• Stated task: Return all the data below as it stands, minus the pictures.

(Recorded data)
---

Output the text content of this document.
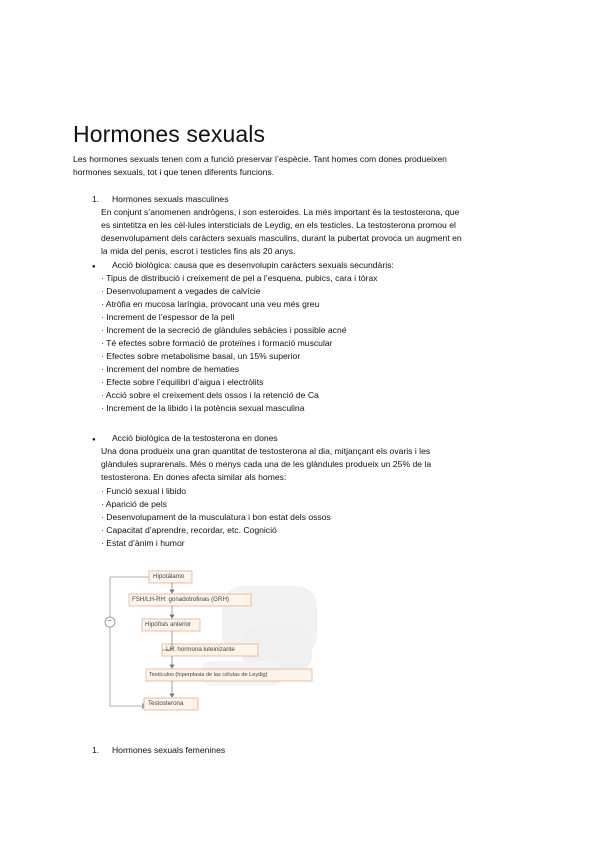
Hormones sexuals
Les hormones sexuals tenen com a funció preservar l’espècie. Tant homes com dones produeixen
hormones sexuals, tot i que tenen diferents funcions.
1. Hormones sexuals masculines
En conjunt s’anomenen andrògens, i son esteroides. La més important és la testosterona, que
es sintetitza en les cèl·lules intersticials de Leydig, en els testicles. La testosterona promou el
desenvolupament dels caràcters sexuals masculins, durant la pubertat provoca un augment en
la mida del penis, escrot i testicles fins als 20 anys.
● Acció biològica: causa que es desenvolupin caràcters sexuals secundàris:
· Tipus de distribució i creixement de pel a l’esquena, pubics, cara i tòrax
· Desenvolupament a vegades de calvície
· Atròfia en mucosa laríngia, provocant una veu més greu
· Increment de l’espessor de la pell
· Increment de la secreció de glàndules sebàcies i possible acné
· Té efectes sobre formació de proteïnes i formació muscular
· Efectes sobre metabolisme basal, un 15% superior
· Increment del nombre de hematies
· Efecte sobre l’equilibri d’aigua i electròlits
· Acció sobre el creixement dels ossos i la retenció de Ca
· Increment de la libido i la potència sexual masculina
● Acció biològica de la testosterona en dones
Una dona produeix una gran quantitat de testosterona al dia, mitjançant els ovaris i les
glàndules suprarenals. Més o menys cada una de les glàndules produeix un 25% de la
testosterona. En dones afecta similar als homes:
· Funció sexual i libido
· Aparició de pels
· Desenvolupament de la musculatura i bon estat dels ossos
· Capacitat d’aprendre, recordar, etc. Cognició
· Estat d’ànim i humor
Hipotálamo
FSH/LH-RH: gonadotrofinas (GRH)
Hipófisis anterior
LH: hormona luteinizante
Testículos (hiperplasia de las células de Leydig)
Testosterona
−
1. Hormones sexuals femenines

---

• Response for this exercise:
Output the text content of this document.
Hormones sexuals
Les hormones sexuals tenen com a funció preservar l’espècie. Tant homes com dones produeixen
hormones sexuals, tot i que tenen diferents funcions.
1. Hormones sexuals masculines
En conjunt s’anomenen andrògens, i son esteroides. La més important és la testosterona, que
es sintetitza en les cèl·lules intersticials de Leydig, en els testicles. La testosterona promou el
desenvolupament dels caràcters sexuals masculins, durant la pubertat provoca un augment en
la mida del penis, escrot i testicles fins als 20 anys.
● Acció biològica: causa que es desenvolupin caràcters sexuals secundàris:
· Tipus de distribució i creixement de pel a l’esquena, pubics, cara i tòrax
· Desenvolupament a vegades de calvície
· Atròfia en mucosa laríngia, provocant una veu més greu
· Increment de l’espessor de la pell
· Increment de la secreció de glàndules sebàcies i possible acné
· Té efectes sobre formació de proteïnes i formació muscular
· Efectes sobre metabolisme basal, un 15% superior
· Increment del nombre de hematies
· Efecte sobre l’equilibri d’aigua i electròlits
· Acció sobre el creixement dels ossos i la retenció de Ca
· Increment de la libido i la potència sexual masculina
● Acció biològica de la testosterona en dones
Una dona produeix una gran quantitat de testosterona al dia, mitjançant els ovaris i les
glàndules suprarenals. Més o menys cada una de les glàndules produeix un 25% de la
testosterona. En dones afecta similar als homes:
· Funció sexual i libido
· Aparició de pels
· Desenvolupament de la musculatura i bon estat dels ossos
· Capacitat d’aprendre, recordar, etc. Cognició
· Estat d’ànim i humor
Hipotálamo
FSH/LH-RH: gonadotrofinas (GRH)
Hipófisis anterior
LH: hormona luteinizante
Testículos (hiperplasia de las células de Leydig)
Testosterona
−
1. Hormones sexuals femenines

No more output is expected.